═════ Data extract ═════

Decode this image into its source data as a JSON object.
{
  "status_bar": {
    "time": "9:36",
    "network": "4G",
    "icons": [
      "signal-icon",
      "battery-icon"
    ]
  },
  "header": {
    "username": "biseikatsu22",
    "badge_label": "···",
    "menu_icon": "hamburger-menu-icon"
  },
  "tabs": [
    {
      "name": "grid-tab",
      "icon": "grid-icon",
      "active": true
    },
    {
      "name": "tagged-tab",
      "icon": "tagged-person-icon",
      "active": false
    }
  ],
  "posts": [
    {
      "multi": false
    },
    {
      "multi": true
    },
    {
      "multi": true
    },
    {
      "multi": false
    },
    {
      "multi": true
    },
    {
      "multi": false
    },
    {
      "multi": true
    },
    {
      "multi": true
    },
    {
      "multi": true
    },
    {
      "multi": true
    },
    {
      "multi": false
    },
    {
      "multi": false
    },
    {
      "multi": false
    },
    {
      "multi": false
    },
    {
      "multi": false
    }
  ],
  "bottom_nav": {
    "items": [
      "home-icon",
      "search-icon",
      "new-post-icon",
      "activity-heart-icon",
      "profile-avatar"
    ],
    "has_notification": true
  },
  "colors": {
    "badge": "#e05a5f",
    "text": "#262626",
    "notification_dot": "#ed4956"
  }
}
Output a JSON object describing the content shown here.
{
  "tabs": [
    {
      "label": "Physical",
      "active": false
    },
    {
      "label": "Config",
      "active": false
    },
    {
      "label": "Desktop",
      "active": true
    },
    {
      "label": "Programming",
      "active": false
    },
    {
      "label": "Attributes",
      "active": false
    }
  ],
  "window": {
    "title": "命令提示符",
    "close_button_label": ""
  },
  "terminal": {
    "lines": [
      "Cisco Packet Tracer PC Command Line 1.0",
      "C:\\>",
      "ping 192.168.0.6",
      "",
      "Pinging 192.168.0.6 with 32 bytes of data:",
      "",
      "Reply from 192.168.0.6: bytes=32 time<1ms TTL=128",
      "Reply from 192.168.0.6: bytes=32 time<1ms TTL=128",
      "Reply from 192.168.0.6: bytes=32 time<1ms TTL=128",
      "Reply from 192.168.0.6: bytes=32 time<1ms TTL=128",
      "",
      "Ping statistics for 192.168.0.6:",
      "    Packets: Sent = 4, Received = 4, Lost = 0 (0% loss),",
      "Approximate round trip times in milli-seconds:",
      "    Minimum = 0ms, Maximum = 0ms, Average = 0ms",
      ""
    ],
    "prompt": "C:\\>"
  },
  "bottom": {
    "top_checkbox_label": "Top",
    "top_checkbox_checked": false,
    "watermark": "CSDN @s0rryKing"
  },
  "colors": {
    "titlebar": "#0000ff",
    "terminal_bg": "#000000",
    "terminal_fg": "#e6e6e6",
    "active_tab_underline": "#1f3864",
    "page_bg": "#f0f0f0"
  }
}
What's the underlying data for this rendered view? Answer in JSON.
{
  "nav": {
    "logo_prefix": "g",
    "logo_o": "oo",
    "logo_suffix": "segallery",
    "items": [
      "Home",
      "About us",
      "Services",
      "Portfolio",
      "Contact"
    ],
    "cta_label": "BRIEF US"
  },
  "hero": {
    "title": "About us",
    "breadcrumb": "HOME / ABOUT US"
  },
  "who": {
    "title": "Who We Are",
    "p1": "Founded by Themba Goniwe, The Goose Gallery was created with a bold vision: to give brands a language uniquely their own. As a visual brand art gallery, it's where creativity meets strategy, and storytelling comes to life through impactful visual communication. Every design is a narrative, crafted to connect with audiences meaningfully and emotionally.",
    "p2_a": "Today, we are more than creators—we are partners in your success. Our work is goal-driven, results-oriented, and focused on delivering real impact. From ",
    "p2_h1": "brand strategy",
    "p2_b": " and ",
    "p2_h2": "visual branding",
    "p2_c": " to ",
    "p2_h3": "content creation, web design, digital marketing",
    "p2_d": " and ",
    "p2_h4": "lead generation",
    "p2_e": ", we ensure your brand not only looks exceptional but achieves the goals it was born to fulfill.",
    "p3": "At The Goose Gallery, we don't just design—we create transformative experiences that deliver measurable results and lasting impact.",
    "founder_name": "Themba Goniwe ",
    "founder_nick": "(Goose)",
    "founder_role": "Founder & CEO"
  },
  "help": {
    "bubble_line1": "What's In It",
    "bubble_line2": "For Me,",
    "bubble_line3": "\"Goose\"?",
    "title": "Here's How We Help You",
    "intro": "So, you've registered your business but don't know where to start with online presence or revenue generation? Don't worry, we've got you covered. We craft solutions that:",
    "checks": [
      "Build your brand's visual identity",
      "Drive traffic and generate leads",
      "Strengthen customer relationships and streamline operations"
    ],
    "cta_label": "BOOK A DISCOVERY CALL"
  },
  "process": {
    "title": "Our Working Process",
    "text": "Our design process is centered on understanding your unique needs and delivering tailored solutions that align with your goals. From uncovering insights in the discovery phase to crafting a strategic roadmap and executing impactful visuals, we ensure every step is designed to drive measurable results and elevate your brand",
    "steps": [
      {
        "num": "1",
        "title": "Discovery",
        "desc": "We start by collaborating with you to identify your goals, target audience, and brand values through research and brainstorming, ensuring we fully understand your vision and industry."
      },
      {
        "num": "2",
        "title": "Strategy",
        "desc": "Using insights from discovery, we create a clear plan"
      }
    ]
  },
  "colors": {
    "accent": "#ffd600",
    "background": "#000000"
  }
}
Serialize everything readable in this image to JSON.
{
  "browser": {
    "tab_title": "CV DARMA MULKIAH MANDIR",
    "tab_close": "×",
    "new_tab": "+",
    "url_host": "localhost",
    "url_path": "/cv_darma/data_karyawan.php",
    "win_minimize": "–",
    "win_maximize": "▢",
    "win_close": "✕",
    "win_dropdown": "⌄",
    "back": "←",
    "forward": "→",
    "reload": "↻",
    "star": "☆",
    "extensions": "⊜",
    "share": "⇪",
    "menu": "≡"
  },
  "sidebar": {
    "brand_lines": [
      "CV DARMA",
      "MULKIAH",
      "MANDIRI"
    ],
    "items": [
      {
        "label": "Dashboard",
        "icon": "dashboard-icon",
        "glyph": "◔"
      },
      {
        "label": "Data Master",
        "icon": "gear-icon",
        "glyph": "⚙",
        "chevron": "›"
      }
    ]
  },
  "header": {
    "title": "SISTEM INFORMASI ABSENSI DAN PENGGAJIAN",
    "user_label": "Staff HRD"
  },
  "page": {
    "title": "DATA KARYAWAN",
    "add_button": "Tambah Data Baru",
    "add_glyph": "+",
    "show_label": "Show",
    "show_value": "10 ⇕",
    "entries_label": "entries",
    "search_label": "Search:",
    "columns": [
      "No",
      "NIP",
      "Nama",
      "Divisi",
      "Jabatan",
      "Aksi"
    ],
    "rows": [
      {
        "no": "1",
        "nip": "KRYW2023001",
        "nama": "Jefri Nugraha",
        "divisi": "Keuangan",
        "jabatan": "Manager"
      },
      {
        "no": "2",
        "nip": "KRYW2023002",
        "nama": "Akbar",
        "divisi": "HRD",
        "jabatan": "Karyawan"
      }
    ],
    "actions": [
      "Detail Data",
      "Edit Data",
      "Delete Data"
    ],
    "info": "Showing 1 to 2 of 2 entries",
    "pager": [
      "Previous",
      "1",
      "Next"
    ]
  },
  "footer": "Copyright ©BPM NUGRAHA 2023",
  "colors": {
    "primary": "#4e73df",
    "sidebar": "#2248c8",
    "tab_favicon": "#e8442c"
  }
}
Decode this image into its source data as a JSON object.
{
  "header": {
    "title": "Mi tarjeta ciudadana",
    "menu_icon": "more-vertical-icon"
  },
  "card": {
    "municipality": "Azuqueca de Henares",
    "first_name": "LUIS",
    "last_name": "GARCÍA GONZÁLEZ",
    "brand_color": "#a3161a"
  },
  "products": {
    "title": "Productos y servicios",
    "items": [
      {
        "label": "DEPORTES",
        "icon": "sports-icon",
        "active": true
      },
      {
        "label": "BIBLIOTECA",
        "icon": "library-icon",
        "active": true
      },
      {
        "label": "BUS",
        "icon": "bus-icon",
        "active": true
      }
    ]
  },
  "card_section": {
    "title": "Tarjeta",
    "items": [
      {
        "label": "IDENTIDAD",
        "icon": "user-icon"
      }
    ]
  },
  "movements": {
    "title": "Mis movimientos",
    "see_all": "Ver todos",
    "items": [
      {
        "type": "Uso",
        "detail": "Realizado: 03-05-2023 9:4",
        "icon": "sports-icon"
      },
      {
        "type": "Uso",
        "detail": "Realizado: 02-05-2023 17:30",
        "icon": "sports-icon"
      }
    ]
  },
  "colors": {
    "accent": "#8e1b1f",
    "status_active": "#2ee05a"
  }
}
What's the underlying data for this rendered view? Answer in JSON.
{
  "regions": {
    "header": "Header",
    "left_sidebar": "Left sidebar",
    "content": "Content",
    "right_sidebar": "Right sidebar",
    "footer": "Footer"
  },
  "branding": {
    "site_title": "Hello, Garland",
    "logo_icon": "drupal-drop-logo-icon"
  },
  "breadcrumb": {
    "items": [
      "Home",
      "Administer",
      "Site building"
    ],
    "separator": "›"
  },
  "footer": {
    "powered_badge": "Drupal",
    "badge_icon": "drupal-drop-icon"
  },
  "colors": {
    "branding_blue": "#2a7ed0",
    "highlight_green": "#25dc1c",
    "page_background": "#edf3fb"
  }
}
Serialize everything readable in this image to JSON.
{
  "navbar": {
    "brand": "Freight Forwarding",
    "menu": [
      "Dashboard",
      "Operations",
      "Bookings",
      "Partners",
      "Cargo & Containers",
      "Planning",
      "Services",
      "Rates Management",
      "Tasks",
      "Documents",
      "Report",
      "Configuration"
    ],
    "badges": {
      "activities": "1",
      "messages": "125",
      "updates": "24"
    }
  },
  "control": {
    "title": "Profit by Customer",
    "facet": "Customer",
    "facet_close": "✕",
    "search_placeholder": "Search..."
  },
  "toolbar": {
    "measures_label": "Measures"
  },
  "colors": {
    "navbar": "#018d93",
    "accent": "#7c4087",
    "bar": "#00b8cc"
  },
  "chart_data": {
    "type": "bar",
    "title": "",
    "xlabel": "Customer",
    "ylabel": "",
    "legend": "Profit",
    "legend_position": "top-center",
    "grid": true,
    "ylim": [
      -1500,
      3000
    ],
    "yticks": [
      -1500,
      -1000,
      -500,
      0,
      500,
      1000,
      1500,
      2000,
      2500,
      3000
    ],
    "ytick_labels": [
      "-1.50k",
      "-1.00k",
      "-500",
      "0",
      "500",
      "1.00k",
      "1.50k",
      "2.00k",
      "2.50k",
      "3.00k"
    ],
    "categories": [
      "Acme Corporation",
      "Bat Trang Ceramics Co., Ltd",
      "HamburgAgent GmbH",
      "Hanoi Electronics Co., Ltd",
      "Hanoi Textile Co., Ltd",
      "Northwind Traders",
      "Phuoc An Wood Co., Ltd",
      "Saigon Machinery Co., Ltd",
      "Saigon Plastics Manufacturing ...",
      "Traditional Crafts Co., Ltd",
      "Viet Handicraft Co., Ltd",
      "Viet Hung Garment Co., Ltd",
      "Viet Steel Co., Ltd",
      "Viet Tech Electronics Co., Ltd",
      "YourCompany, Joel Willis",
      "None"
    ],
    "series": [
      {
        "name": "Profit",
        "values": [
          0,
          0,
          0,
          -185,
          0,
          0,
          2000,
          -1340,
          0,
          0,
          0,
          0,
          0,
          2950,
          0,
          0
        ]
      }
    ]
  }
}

═════

State how many lines of the listing above hold the word "measurable", with nothing but the number.

2